_BRIEF_. Each line of the material below should be reproduced exactly.

****************************************

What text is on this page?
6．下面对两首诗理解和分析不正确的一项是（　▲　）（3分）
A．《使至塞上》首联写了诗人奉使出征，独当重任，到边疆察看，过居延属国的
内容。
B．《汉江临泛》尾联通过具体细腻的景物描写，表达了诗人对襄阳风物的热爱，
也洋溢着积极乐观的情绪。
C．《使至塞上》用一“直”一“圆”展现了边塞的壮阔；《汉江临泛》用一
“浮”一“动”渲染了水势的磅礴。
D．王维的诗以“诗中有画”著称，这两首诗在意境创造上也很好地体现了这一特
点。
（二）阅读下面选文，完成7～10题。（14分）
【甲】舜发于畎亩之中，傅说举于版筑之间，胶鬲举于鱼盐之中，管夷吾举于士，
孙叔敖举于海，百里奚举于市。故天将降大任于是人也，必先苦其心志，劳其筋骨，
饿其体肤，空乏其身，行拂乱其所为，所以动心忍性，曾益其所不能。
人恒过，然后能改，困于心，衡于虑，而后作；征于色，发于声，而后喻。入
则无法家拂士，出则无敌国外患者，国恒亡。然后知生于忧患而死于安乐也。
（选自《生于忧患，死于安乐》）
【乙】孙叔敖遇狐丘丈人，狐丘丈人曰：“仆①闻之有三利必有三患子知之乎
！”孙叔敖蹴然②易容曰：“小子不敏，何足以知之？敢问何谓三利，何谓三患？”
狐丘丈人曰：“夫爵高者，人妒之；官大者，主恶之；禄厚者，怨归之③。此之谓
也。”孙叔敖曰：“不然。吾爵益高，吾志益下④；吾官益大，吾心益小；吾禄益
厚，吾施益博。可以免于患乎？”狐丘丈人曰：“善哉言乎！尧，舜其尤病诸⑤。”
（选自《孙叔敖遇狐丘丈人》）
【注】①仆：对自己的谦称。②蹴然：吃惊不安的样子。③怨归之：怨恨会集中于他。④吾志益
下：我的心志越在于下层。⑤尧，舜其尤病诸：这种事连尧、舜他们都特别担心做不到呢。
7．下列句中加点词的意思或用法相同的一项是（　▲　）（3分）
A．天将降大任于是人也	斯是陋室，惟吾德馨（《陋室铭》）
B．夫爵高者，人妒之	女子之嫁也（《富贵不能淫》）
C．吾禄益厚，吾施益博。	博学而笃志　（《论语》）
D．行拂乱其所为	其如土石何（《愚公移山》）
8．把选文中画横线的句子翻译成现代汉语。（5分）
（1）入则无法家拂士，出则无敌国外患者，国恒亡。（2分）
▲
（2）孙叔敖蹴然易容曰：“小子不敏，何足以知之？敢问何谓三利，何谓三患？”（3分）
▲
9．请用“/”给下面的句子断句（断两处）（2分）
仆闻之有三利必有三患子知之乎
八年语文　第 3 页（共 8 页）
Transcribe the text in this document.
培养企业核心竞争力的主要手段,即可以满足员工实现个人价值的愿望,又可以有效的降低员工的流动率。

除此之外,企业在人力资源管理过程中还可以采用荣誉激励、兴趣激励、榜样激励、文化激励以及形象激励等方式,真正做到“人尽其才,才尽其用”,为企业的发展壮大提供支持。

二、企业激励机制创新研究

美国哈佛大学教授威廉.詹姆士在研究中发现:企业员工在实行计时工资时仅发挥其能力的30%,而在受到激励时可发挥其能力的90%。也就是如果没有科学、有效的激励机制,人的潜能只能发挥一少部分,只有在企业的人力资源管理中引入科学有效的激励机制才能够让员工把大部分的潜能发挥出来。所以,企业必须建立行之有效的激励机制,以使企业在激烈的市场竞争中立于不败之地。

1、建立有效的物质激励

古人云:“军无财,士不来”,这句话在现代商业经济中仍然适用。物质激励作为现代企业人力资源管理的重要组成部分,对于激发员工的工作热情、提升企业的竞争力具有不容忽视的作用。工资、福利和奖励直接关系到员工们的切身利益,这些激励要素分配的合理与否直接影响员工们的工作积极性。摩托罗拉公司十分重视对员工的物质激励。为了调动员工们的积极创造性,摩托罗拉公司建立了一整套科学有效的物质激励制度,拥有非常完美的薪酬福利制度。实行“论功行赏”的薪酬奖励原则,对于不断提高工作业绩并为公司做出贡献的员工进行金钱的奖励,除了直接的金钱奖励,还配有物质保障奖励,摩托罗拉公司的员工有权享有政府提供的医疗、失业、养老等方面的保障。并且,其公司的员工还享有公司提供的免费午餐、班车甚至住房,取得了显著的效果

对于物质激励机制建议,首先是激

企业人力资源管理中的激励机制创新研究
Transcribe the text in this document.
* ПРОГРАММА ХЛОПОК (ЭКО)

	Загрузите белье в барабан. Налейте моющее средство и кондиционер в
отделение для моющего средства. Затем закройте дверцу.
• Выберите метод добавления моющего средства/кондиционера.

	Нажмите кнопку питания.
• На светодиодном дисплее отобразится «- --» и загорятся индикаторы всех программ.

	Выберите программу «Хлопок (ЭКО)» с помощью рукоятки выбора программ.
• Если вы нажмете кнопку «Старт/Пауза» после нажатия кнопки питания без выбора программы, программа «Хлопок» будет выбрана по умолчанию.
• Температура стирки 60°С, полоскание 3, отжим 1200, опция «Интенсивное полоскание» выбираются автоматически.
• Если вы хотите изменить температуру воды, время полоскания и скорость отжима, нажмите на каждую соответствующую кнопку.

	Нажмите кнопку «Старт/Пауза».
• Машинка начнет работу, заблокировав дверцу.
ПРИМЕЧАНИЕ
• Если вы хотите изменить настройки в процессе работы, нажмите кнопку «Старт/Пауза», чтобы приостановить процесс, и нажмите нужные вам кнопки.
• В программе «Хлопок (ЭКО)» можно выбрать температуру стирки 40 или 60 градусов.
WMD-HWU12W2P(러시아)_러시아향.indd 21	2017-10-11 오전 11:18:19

****************************************

_RIGHT ANSWER_.
What text is on this page?
6．下面对两首诗理解和分析不正确的一项是（　▲　）（3分）
A．《使至塞上》首联写了诗人奉使出征，独当重任，到边疆察看，过居延属国的
内容。
B．《汉江临泛》尾联通过具体细腻的景物描写，表达了诗人对襄阳风物的热爱，
也洋溢着积极乐观的情绪。
C．《使至塞上》用一“直”一“圆”展现了边塞的壮阔；《汉江临泛》用一
“浮”一“动”渲染了水势的磅礴。
D．王维的诗以“诗中有画”著称，这两首诗在意境创造上也很好地体现了这一特
点。
（二）阅读下面选文，完成7～10题。（14分）
【甲】舜发于畎亩之中，傅说举于版筑之间，胶鬲举于鱼盐之中，管夷吾举于士，
孙叔敖举于海，百里奚举于市。故天将降大任于是人也，必先苦其心志，劳其筋骨，
饿其体肤，空乏其身，行拂乱其所为，所以动心忍性，曾益其所不能。
人恒过，然后能改，困于心，衡于虑，而后作；征于色，发于声，而后喻。入
则无法家拂士，出则无敌国外患者，国恒亡。然后知生于忧患而死于安乐也。
（选自《生于忧患，死于安乐》）
【乙】孙叔敖遇狐丘丈人，狐丘丈人曰：“仆①闻之有三利必有三患子知之乎
！”孙叔敖蹴然②易容曰：“小子不敏，何足以知之？敢问何谓三利，何谓三患？”
狐丘丈人曰：“夫爵高者，人妒之；官大者，主恶之；禄厚者，怨归之③。此之谓
也。”孙叔敖曰：“不然。吾爵益高，吾志益下④；吾官益大，吾心益小；吾禄益
厚，吾施益博。可以免于患乎？”狐丘丈人曰：“善哉言乎！尧，舜其尤病诸⑤。”
（选自《孙叔敖遇狐丘丈人》）
【注】①仆：对自己的谦称。②蹴然：吃惊不安的样子。③怨归之：怨恨会集中于他。④吾志益
下：我的心志越在于下层。⑤尧，舜其尤病诸：这种事连尧、舜他们都特别担心做不到呢。
7．下列句中加点词的意思或用法相同的一项是（　▲　）（3分）
A．天将降大任于是人也	斯是陋室，惟吾德馨（《陋室铭》）
B．夫爵高者，人妒之	女子之嫁也（《富贵不能淫》）
C．吾禄益厚，吾施益博。	博学而笃志　（《论语》）
D．行拂乱其所为	其如土石何（《愚公移山》）
8．把选文中画横线的句子翻译成现代汉语。（5分）
（1）入则无法家拂士，出则无敌国外患者，国恒亡。（2分）
▲
（2）孙叔敖蹴然易容曰：“小子不敏，何足以知之？敢问何谓三利，何谓三患？”（3分）
▲
9．请用“/”给下面的句子断句（断两处）（2分）
仆闻之有三利必有三患子知之乎
八年语文　第 3 页（共 8 页）
Transcribe the text in this document.
培养企业核心竞争力的主要手段,即可以满足员工实现个人价值的愿望,又可以有效的降低员工的流动率。

除此之外,企业在人力资源管理过程中还可以采用荣誉激励、兴趣激励、榜样激励、文化激励以及形象激励等方式,真正做到“人尽其才,才尽其用”,为企业的发展壮大提供支持。

二、企业激励机制创新研究

美国哈佛大学教授威廉.詹姆士在研究中发现:企业员工在实行计时工资时仅发挥其能力的30%,而在受到激励时可发挥其能力的90%。也就是如果没有科学、有效的激励机制,人的潜能只能发挥一少部分,只有在企业的人力资源管理中引入科学有效的激励机制才能够让员工把大部分的潜能发挥出来。所以,企业必须建立行之有效的激励机制,以使企业在激烈的市场竞争中立于不败之地。

1、建立有效的物质激励

古人云:“军无财,士不来”,这句话在现代商业经济中仍然适用。物质激励作为现代企业人力资源管理的重要组成部分,对于激发员工的工作热情、提升企业的竞争力具有不容忽视的作用。工资、福利和奖励直接关系到员工们的切身利益,这些激励要素分配的合理与否直接影响员工们的工作积极性。摩托罗拉公司十分重视对员工的物质激励。为了调动员工们的积极创造性,摩托罗拉公司建立了一整套科学有效的物质激励制度,拥有非常完美的薪酬福利制度。实行“论功行赏”的薪酬奖励原则,对于不断提高工作业绩并为公司做出贡献的员工进行金钱的奖励,除了直接的金钱奖励,还配有物质保障奖励,摩托罗拉公司的员工有权享有政府提供的医疗、失业、养老等方面的保障。并且,其公司的员工还享有公司提供的免费午餐、班车甚至住房,取得了显著的效果

对于物质激励机制建议,首先是激

企业人力资源管理中的激励机制创新研究
Transcribe the text in this document.
* ПРОГРАММА ХЛОПОК (ЭКО)

	Загрузите белье в барабан. Налейте моющее средство и кондиционер в
отделение для моющего средства. Затем закройте дверцу.
• Выберите метод добавления моющего средства/кондиционера.

	Нажмите кнопку питания.
• На светодиодном дисплее отобразится «- --» и загорятся индикаторы всех программ.

	Выберите программу «Хлопок (ЭКО)» с помощью рукоятки выбора программ.
• Если вы нажмете кнопку «Старт/Пауза» после нажатия кнопки питания без выбора программы, программа «Хлопок» будет выбрана по умолчанию.
• Температура стирки 60°С, полоскание 3, отжим 1200, опция «Интенсивное полоскание» выбираются автоматически.
• Если вы хотите изменить температуру воды, время полоскания и скорость отжима, нажмите на каждую соответствующую кнопку.

	Нажмите кнопку «Старт/Пауза».
• Машинка начнет работу, заблокировав дверцу.
ПРИМЕЧАНИЕ
• Если вы хотите изменить настройки в процессе работы, нажмите кнопку «Старт/Пауза», чтобы приостановить процесс, и нажмите нужные вам кнопки.
• В программе «Хлопок (ЭКО)» можно выбрать температуру стирки 40 или 60 градусов.
WMD-HWU12W2P(러시아)_러시아향.indd 21	2017-10-11 오전 11:18:19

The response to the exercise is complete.